### DATASET RECORDS
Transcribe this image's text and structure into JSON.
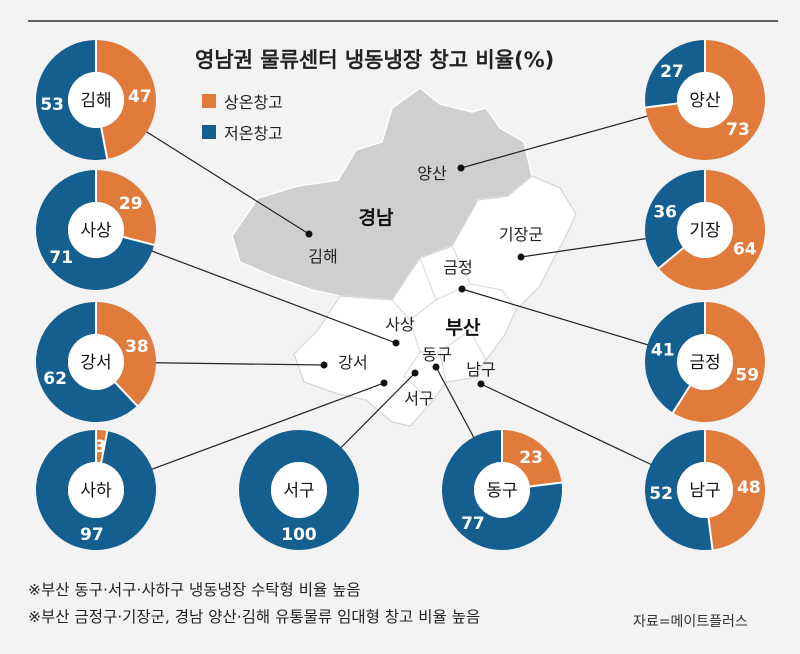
{
  "chart_data": {
    "type": "donut",
    "title": "영남권 물류센터 냉동냉장 창고 비율(%)",
    "legend": [
      {
        "label": "상온창고",
        "color": "#e07b3c"
      },
      {
        "label": "저온창고",
        "color": "#145f8f"
      }
    ],
    "region_labels": {
      "gyeongnam": "경남",
      "busan": "부산"
    },
    "series": [
      {
        "name": "김해",
        "ambient": 47,
        "cold": 53
      },
      {
        "name": "사상",
        "ambient": 29,
        "cold": 71
      },
      {
        "name": "강서",
        "ambient": 38,
        "cold": 62
      },
      {
        "name": "사하",
        "ambient": 3,
        "cold": 97
      },
      {
        "name": "서구",
        "ambient": 0,
        "cold": 100
      },
      {
        "name": "동구",
        "ambient": 23,
        "cold": 77
      },
      {
        "name": "양산",
        "ambient": 73,
        "cold": 27
      },
      {
        "name": "기장",
        "ambient": 64,
        "cold": 36
      },
      {
        "name": "금정",
        "ambient": 59,
        "cold": 41
      },
      {
        "name": "남구",
        "ambient": 48,
        "cold": 52
      }
    ],
    "map_places": [
      "양산",
      "김해",
      "기장군",
      "금정",
      "사상",
      "강서",
      "동구",
      "남구",
      "서구"
    ]
  },
  "notes": [
    "※부산 동구·서구·사하구 냉동냉장 수탁형 비율 높음",
    "※부산 금정구·기장군, 경남 양산·김해 유통물류 임대형 창고 비율 높음"
  ],
  "source": "자료=메이트플러스"
}
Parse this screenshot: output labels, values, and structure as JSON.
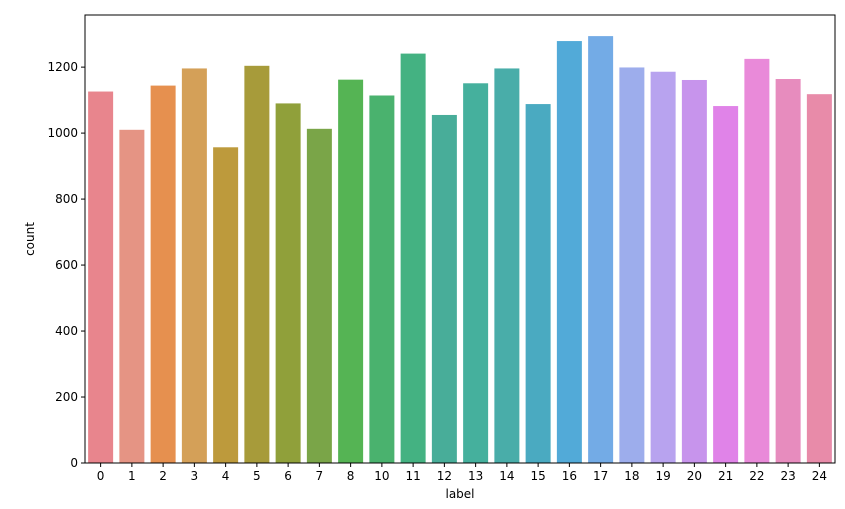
{
  "chart_data": {
    "type": "bar",
    "title": "",
    "xlabel": "label",
    "ylabel": "count",
    "categories": [
      "0",
      "1",
      "2",
      "3",
      "4",
      "5",
      "6",
      "7",
      "8",
      "10",
      "11",
      "12",
      "13",
      "14",
      "15",
      "16",
      "17",
      "18",
      "19",
      "20",
      "21",
      "22",
      "23",
      "24"
    ],
    "values": [
      1126,
      1010,
      1144,
      1196,
      957,
      1204,
      1090,
      1013,
      1162,
      1114,
      1241,
      1055,
      1151,
      1196,
      1088,
      1279,
      1294,
      1199,
      1186,
      1161,
      1082,
      1225,
      1164,
      1118
    ],
    "colors": [
      "#e8858d",
      "#e59484",
      "#e6904f",
      "#d4a058",
      "#bd9a3c",
      "#a79b3a",
      "#90a03a",
      "#7aa548",
      "#55b454",
      "#4ab26e",
      "#44b282",
      "#48ad99",
      "#45b09d",
      "#49ada9",
      "#4aaac1",
      "#52aad8",
      "#73abe6",
      "#9dadec",
      "#b8a3ef",
      "#c794ec",
      "#e083e8",
      "#e98ad9",
      "#e78cbe",
      "#e88ba9"
    ],
    "yticks": [
      0,
      200,
      400,
      600,
      800,
      1000,
      1200
    ],
    "ylim": [
      0,
      1358
    ],
    "grid": false,
    "legend": "none"
  }
}
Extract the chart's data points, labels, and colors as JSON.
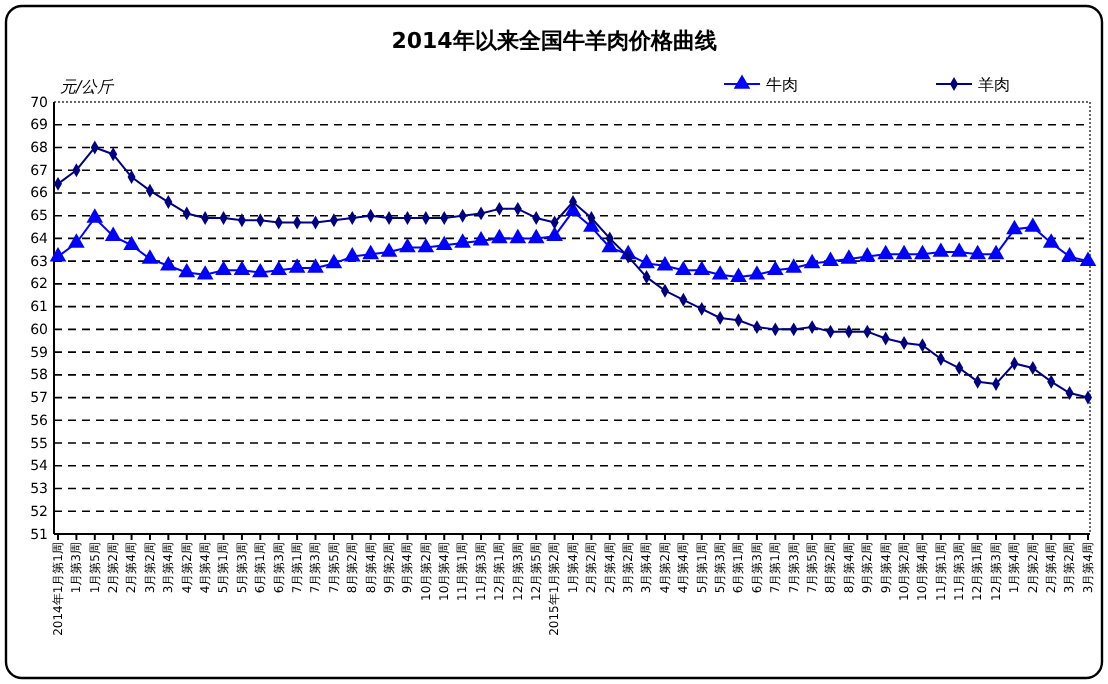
{
  "chart_data": {
    "type": "line",
    "title": "2014年以来全国牛羊肉价格曲线",
    "ylabel": "元/公斤",
    "categories": [
      "2014年1月第1周",
      "1月第3周",
      "1月第5周",
      "2月第2周",
      "2月第4周",
      "3月第2周",
      "3月第4周",
      "4月第2周",
      "4月第4周",
      "5月第1周",
      "5月第3周",
      "6月第1周",
      "6月第3周",
      "7月第1周",
      "7月第3周",
      "7月第5周",
      "8月第2周",
      "8月第4周",
      "9月第2周",
      "9月第4周",
      "10月第2周",
      "10月第4周",
      "11月第1周",
      "11月第3周",
      "12月第1周",
      "12月第3周",
      "12月第5周",
      "2015年1月第2周",
      "1月第4周",
      "2月第2周",
      "2月第4周",
      "3月第2周",
      "3月第4周",
      "4月第2周",
      "4月第4周",
      "5月第1周",
      "5月第3周",
      "6月第1周",
      "6月第3周",
      "7月第1周",
      "7月第3周",
      "7月第5周",
      "8月第2周",
      "8月第4周",
      "9月第2周",
      "9月第4周",
      "10月第2周",
      "10月第4周",
      "11月第1周",
      "11月第3周",
      "12月第1周",
      "12月第3周",
      "1月第4周",
      "2月第2周",
      "2月第4周",
      "3月第2周",
      "3月第4周"
    ],
    "series": [
      {
        "name": "牛肉",
        "color": "#0000ff",
        "marker": "triangle",
        "values": [
          63.2,
          63.8,
          64.9,
          64.1,
          63.7,
          63.1,
          62.8,
          62.5,
          62.4,
          62.6,
          62.6,
          62.5,
          62.6,
          62.7,
          62.7,
          62.9,
          63.2,
          63.3,
          63.4,
          63.6,
          63.6,
          63.7,
          63.8,
          63.9,
          64.0,
          64.0,
          64.0,
          64.1,
          65.2,
          64.5,
          63.6,
          63.3,
          62.9,
          62.8,
          62.6,
          62.6,
          62.4,
          62.3,
          62.4,
          62.6,
          62.7,
          62.9,
          63.0,
          63.1,
          63.2,
          63.3,
          63.3,
          63.3,
          63.4,
          63.4,
          63.3,
          63.3,
          64.4,
          64.5,
          63.8,
          63.2,
          63.0
        ]
      },
      {
        "name": "羊肉",
        "color": "#000080",
        "marker": "diamond",
        "values": [
          66.4,
          67.0,
          68.0,
          67.7,
          66.7,
          66.1,
          65.6,
          65.1,
          64.9,
          64.9,
          64.8,
          64.8,
          64.7,
          64.7,
          64.7,
          64.8,
          64.9,
          65.0,
          64.9,
          64.9,
          64.9,
          64.9,
          65.0,
          65.1,
          65.3,
          65.3,
          64.9,
          64.7,
          65.6,
          64.9,
          64.0,
          63.2,
          62.3,
          61.7,
          61.3,
          60.9,
          60.5,
          60.4,
          60.1,
          60.0,
          60.0,
          60.1,
          59.9,
          59.9,
          59.9,
          59.6,
          59.4,
          59.3,
          58.7,
          58.3,
          57.7,
          57.6,
          58.5,
          58.3,
          57.7,
          57.2,
          57.0
        ]
      }
    ],
    "ylim": [
      51,
      70
    ],
    "yticks": [
      51,
      52,
      53,
      54,
      55,
      56,
      57,
      58,
      59,
      60,
      61,
      62,
      63,
      64,
      65,
      66,
      67,
      68,
      69,
      70
    ],
    "grid": "y",
    "legend": "top right",
    "line_style": "solid"
  }
}
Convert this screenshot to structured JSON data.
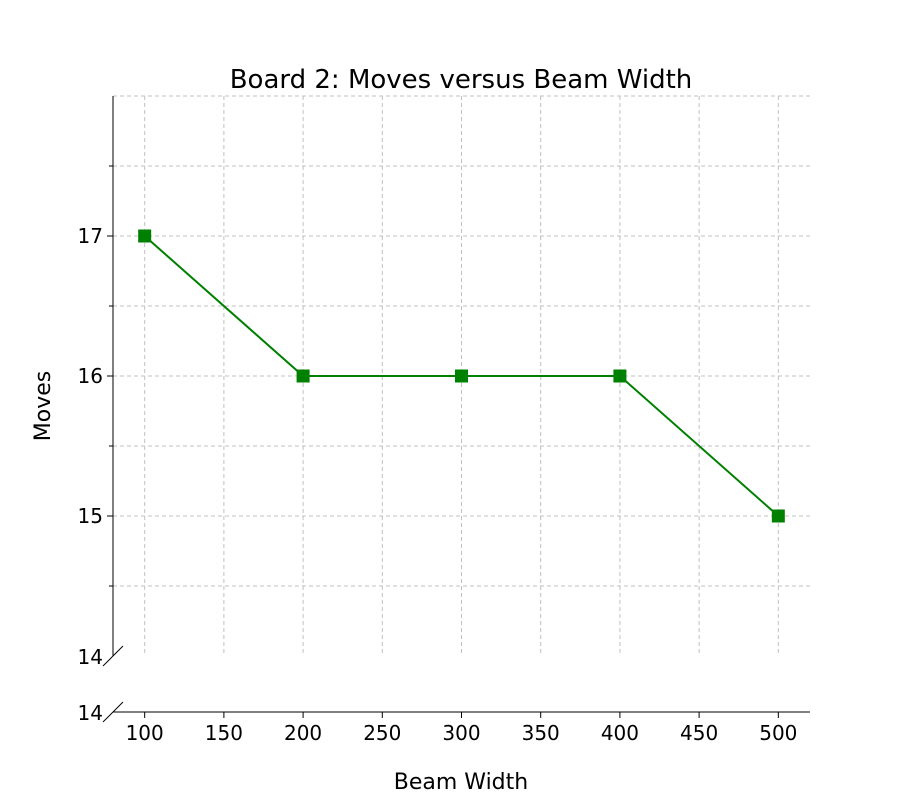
{
  "chart_data": {
    "type": "line",
    "title": "Board 2: Moves versus Beam Width",
    "xlabel": "Beam Width",
    "ylabel": "Moves",
    "x": [
      100,
      200,
      300,
      400,
      500
    ],
    "series": [
      {
        "values": [
          17,
          16,
          16,
          16,
          15
        ],
        "color": "#008000",
        "marker": "square"
      }
    ],
    "xlim": [
      80,
      520
    ],
    "ylim": [
      14,
      18
    ],
    "xticks": [
      100,
      150,
      200,
      250,
      300,
      350,
      400,
      450,
      500
    ],
    "xtick_labels": [
      "100",
      "150",
      "200",
      "250",
      "300",
      "350",
      "400",
      "450",
      "500"
    ],
    "yticks": [
      15,
      16,
      17
    ],
    "ytick_labels": [
      "15",
      "16",
      "17"
    ],
    "y_minor_ticks": [
      14.5,
      15.5,
      16.5,
      17.5
    ],
    "broken_axis_labels": [
      "14",
      "14"
    ],
    "grid": true,
    "grid_style": "dashed",
    "grid_color": "#c0c0c0",
    "legend": false
  }
}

### WHAT IS REQUIRED
Report all lines of the data above that include the string "JSON".

### WRITTEN RESPONSE
Transcribe this image's text and structure into JSON.
Parse this screenshot: output labels, values, and structure as JSON.
Extract the chart's data points, labels, and colors as JSON.
Convert this screenshot to structured JSON data.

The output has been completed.